## TASK
Only an exact, line-for-line copy of the data will serve as the answer.

** TASK INPUTS follows **

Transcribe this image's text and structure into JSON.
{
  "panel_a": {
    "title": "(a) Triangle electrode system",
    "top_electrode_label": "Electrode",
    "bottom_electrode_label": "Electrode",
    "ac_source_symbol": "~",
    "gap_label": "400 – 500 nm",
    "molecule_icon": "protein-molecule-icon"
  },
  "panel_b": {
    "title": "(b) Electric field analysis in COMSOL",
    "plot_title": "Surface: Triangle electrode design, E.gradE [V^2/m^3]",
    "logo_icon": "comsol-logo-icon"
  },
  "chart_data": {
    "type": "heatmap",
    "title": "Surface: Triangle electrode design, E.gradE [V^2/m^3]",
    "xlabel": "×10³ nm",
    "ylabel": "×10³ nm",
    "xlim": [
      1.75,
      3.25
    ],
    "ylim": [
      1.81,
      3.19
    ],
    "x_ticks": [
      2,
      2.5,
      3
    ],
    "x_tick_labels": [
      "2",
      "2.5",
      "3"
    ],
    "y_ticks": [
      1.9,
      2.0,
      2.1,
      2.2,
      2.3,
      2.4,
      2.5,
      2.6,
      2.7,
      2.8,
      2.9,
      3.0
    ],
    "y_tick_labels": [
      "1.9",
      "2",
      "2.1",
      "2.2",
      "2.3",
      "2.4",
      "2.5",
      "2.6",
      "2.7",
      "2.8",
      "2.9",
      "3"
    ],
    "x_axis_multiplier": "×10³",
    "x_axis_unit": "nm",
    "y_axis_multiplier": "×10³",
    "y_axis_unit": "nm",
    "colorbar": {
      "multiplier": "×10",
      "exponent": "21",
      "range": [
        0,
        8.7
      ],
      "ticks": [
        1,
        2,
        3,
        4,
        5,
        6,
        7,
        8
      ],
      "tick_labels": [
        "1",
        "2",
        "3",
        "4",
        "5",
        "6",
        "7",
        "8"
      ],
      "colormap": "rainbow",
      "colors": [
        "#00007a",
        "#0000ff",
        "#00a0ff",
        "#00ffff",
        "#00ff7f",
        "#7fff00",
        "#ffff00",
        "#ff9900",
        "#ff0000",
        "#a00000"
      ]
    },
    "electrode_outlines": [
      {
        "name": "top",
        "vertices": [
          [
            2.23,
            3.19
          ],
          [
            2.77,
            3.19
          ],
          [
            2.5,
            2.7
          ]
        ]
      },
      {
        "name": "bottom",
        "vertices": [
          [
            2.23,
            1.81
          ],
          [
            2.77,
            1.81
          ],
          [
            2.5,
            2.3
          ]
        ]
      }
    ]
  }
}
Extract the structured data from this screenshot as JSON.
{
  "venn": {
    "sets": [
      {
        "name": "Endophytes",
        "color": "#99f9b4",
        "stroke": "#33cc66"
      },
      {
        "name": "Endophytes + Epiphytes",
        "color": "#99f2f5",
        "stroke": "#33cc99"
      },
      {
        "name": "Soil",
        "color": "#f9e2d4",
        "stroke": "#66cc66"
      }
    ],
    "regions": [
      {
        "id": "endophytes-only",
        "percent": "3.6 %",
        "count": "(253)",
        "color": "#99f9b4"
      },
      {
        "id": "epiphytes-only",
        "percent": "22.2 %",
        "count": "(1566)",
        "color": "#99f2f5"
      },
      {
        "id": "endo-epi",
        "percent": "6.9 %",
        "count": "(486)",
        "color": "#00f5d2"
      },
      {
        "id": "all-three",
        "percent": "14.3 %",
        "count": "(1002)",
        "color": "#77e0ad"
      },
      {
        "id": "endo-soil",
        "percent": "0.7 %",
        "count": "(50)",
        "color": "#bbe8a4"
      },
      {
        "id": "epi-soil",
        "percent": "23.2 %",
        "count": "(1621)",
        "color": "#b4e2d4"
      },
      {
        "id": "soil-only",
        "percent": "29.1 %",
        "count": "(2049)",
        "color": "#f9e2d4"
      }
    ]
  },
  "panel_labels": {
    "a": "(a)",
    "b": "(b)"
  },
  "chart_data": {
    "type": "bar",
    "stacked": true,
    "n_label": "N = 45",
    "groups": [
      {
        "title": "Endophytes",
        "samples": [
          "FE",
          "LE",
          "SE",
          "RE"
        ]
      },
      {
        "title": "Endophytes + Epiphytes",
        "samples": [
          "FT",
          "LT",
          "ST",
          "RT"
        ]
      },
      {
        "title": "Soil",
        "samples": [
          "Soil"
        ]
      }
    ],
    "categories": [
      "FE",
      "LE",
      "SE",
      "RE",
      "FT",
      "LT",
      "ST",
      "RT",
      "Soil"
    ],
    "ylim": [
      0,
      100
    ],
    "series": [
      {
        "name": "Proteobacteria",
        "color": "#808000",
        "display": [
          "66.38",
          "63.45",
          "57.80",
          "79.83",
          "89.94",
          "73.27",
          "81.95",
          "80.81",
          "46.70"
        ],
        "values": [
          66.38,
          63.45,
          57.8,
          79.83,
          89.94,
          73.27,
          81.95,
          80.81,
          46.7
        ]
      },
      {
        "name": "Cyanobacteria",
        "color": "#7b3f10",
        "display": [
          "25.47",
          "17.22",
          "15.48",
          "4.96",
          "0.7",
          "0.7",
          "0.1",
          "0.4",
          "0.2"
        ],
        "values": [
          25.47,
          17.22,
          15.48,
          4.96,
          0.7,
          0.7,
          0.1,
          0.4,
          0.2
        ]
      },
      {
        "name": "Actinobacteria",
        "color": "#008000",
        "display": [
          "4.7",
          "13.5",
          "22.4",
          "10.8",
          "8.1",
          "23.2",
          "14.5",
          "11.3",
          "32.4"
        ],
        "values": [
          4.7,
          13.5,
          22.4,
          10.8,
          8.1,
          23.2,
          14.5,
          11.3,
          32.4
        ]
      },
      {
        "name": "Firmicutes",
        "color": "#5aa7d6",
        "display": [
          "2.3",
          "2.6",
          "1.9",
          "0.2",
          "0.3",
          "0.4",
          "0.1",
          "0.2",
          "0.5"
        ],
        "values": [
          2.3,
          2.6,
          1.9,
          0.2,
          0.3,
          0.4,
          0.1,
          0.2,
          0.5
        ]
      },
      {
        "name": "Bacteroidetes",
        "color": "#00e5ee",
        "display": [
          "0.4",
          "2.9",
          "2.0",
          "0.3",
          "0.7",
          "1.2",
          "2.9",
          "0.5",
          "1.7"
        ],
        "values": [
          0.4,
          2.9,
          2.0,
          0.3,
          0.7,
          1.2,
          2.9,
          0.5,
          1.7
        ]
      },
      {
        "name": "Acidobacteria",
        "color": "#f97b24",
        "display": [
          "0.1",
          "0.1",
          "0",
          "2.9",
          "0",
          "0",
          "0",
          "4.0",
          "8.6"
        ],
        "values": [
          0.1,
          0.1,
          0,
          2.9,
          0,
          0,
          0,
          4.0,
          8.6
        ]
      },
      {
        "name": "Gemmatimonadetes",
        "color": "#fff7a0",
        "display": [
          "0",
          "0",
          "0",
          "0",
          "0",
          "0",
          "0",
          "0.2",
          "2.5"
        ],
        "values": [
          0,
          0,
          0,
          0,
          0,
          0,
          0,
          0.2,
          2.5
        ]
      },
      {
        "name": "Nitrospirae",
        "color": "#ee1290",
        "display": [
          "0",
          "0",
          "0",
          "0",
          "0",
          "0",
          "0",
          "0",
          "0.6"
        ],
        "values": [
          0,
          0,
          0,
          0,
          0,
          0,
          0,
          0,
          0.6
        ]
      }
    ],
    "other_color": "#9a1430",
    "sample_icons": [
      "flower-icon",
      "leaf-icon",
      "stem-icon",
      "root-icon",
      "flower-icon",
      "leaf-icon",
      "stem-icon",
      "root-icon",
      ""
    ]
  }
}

** End of TASK INPUTS **

## REPLY TO THE TASK
Transcribe this image's text and structure into JSON.
{
  "panel_a": {
    "title": "(a) Triangle electrode system",
    "top_electrode_label": "Electrode",
    "bottom_electrode_label": "Electrode",
    "ac_source_symbol": "~",
    "gap_label": "400 – 500 nm",
    "molecule_icon": "protein-molecule-icon"
  },
  "panel_b": {
    "title": "(b) Electric field analysis in COMSOL",
    "plot_title": "Surface: Triangle electrode design, E.gradE [V^2/m^3]",
    "logo_icon": "comsol-logo-icon"
  },
  "chart_data": {
    "type": "heatmap",
    "title": "Surface: Triangle electrode design, E.gradE [V^2/m^3]",
    "xlabel": "×10³ nm",
    "ylabel": "×10³ nm",
    "xlim": [
      1.75,
      3.25
    ],
    "ylim": [
      1.81,
      3.19
    ],
    "x_ticks": [
      2,
      2.5,
      3
    ],
    "x_tick_labels": [
      "2",
      "2.5",
      "3"
    ],
    "y_ticks": [
      1.9,
      2.0,
      2.1,
      2.2,
      2.3,
      2.4,
      2.5,
      2.6,
      2.7,
      2.8,
      2.9,
      3.0
    ],
    "y_tick_labels": [
      "1.9",
      "2",
      "2.1",
      "2.2",
      "2.3",
      "2.4",
      "2.5",
      "2.6",
      "2.7",
      "2.8",
      "2.9",
      "3"
    ],
    "x_axis_multiplier": "×10³",
    "x_axis_unit": "nm",
    "y_axis_multiplier": "×10³",
    "y_axis_unit": "nm",
    "colorbar": {
      "multiplier": "×10",
      "exponent": "21",
      "range": [
        0,
        8.7
      ],
      "ticks": [
        1,
        2,
        3,
        4,
        5,
        6,
        7,
        8
      ],
      "tick_labels": [
        "1",
        "2",
        "3",
        "4",
        "5",
        "6",
        "7",
        "8"
      ],
      "colormap": "rainbow",
      "colors": [
        "#00007a",
        "#0000ff",
        "#00a0ff",
        "#00ffff",
        "#00ff7f",
        "#7fff00",
        "#ffff00",
        "#ff9900",
        "#ff0000",
        "#a00000"
      ]
    },
    "electrode_outlines": [
      {
        "name": "top",
        "vertices": [
          [
            2.23,
            3.19
          ],
          [
            2.77,
            3.19
          ],
          [
            2.5,
            2.7
          ]
        ]
      },
      {
        "name": "bottom",
        "vertices": [
          [
            2.23,
            1.81
          ],
          [
            2.77,
            1.81
          ],
          [
            2.5,
            2.3
          ]
        ]
      }
    ]
  }
}
Extract the structured data from this screenshot as JSON.
{
  "venn": {
    "sets": [
      {
        "name": "Endophytes",
        "color": "#99f9b4",
        "stroke": "#33cc66"
      },
      {
        "name": "Endophytes + Epiphytes",
        "color": "#99f2f5",
        "stroke": "#33cc99"
      },
      {
        "name": "Soil",
        "color": "#f9e2d4",
        "stroke": "#66cc66"
      }
    ],
    "regions": [
      {
        "id": "endophytes-only",
        "percent": "3.6 %",
        "count": "(253)",
        "color": "#99f9b4"
      },
      {
        "id": "epiphytes-only",
        "percent": "22.2 %",
        "count": "(1566)",
        "color": "#99f2f5"
      },
      {
        "id": "endo-epi",
        "percent": "6.9 %",
        "count": "(486)",
        "color": "#00f5d2"
      },
      {
        "id": "all-three",
        "percent": "14.3 %",
        "count": "(1002)",
        "color": "#77e0ad"
      },
      {
        "id": "endo-soil",
        "percent": "0.7 %",
        "count": "(50)",
        "color": "#bbe8a4"
      },
      {
        "id": "epi-soil",
        "percent": "23.2 %",
        "count": "(1621)",
        "color": "#b4e2d4"
      },
      {
        "id": "soil-only",
        "percent": "29.1 %",
        "count": "(2049)",
        "color": "#f9e2d4"
      }
    ]
  },
  "panel_labels": {
    "a": "(a)",
    "b": "(b)"
  },
  "chart_data": {
    "type": "bar",
    "stacked": true,
    "n_label": "N = 45",
    "groups": [
      {
        "title": "Endophytes",
        "samples": [
          "FE",
          "LE",
          "SE",
          "RE"
        ]
      },
      {
        "title": "Endophytes + Epiphytes",
        "samples": [
          "FT",
          "LT",
          "ST",
          "RT"
        ]
      },
      {
        "title": "Soil",
        "samples": [
          "Soil"
        ]
      }
    ],
    "categories": [
      "FE",
      "LE",
      "SE",
      "RE",
      "FT",
      "LT",
      "ST",
      "RT",
      "Soil"
    ],
    "ylim": [
      0,
      100
    ],
    "series": [
      {
        "name": "Proteobacteria",
        "color": "#808000",
        "display": [
          "66.38",
          "63.45",
          "57.80",
          "79.83",
          "89.94",
          "73.27",
          "81.95",
          "80.81",
          "46.70"
        ],
        "values": [
          66.38,
          63.45,
          57.8,
          79.83,
          89.94,
          73.27,
          81.95,
          80.81,
          46.7
        ]
      },
      {
        "name": "Cyanobacteria",
        "color": "#7b3f10",
        "display": [
          "25.47",
          "17.22",
          "15.48",
          "4.96",
          "0.7",
          "0.7",
          "0.1",
          "0.4",
          "0.2"
        ],
        "values": [
          25.47,
          17.22,
          15.48,
          4.96,
          0.7,
          0.7,
          0.1,
          0.4,
          0.2
        ]
      },
      {
        "name": "Actinobacteria",
        "color": "#008000",
        "display": [
          "4.7",
          "13.5",
          "22.4",
          "10.8",
          "8.1",
          "23.2",
          "14.5",
          "11.3",
          "32.4"
        ],
        "values": [
          4.7,
          13.5,
          22.4,
          10.8,
          8.1,
          23.2,
          14.5,
          11.3,
          32.4
        ]
      },
      {
        "name": "Firmicutes",
        "color": "#5aa7d6",
        "display": [
          "2.3",
          "2.6",
          "1.9",
          "0.2",
          "0.3",
          "0.4",
          "0.1",
          "0.2",
          "0.5"
        ],
        "values": [
          2.3,
          2.6,
          1.9,
          0.2,
          0.3,
          0.4,
          0.1,
          0.2,
          0.5
        ]
      },
      {
        "name": "Bacteroidetes",
        "color": "#00e5ee",
        "display": [
          "0.4",
          "2.9",
          "2.0",
          "0.3",
          "0.7",
          "1.2",
          "2.9",
          "0.5",
          "1.7"
        ],
        "values": [
          0.4,
          2.9,
          2.0,
          0.3,
          0.7,
          1.2,
          2.9,
          0.5,
          1.7
        ]
      },
      {
        "name": "Acidobacteria",
        "color": "#f97b24",
        "display": [
          "0.1",
          "0.1",
          "0",
          "2.9",
          "0",
          "0",
          "0",
          "4.0",
          "8.6"
        ],
        "values": [
          0.1,
          0.1,
          0,
          2.9,
          0,
          0,
          0,
          4.0,
          8.6
        ]
      },
      {
        "name": "Gemmatimonadetes",
        "color": "#fff7a0",
        "display": [
          "0",
          "0",
          "0",
          "0",
          "0",
          "0",
          "0",
          "0.2",
          "2.5"
        ],
        "values": [
          0,
          0,
          0,
          0,
          0,
          0,
          0,
          0.2,
          2.5
        ]
      },
      {
        "name": "Nitrospirae",
        "color": "#ee1290",
        "display": [
          "0",
          "0",
          "0",
          "0",
          "0",
          "0",
          "0",
          "0",
          "0.6"
        ],
        "values": [
          0,
          0,
          0,
          0,
          0,
          0,
          0,
          0,
          0.6
        ]
      }
    ],
    "other_color": "#9a1430",
    "sample_icons": [
      "flower-icon",
      "leaf-icon",
      "stem-icon",
      "root-icon",
      "flower-icon",
      "leaf-icon",
      "stem-icon",
      "root-icon",
      ""
    ]
  }
}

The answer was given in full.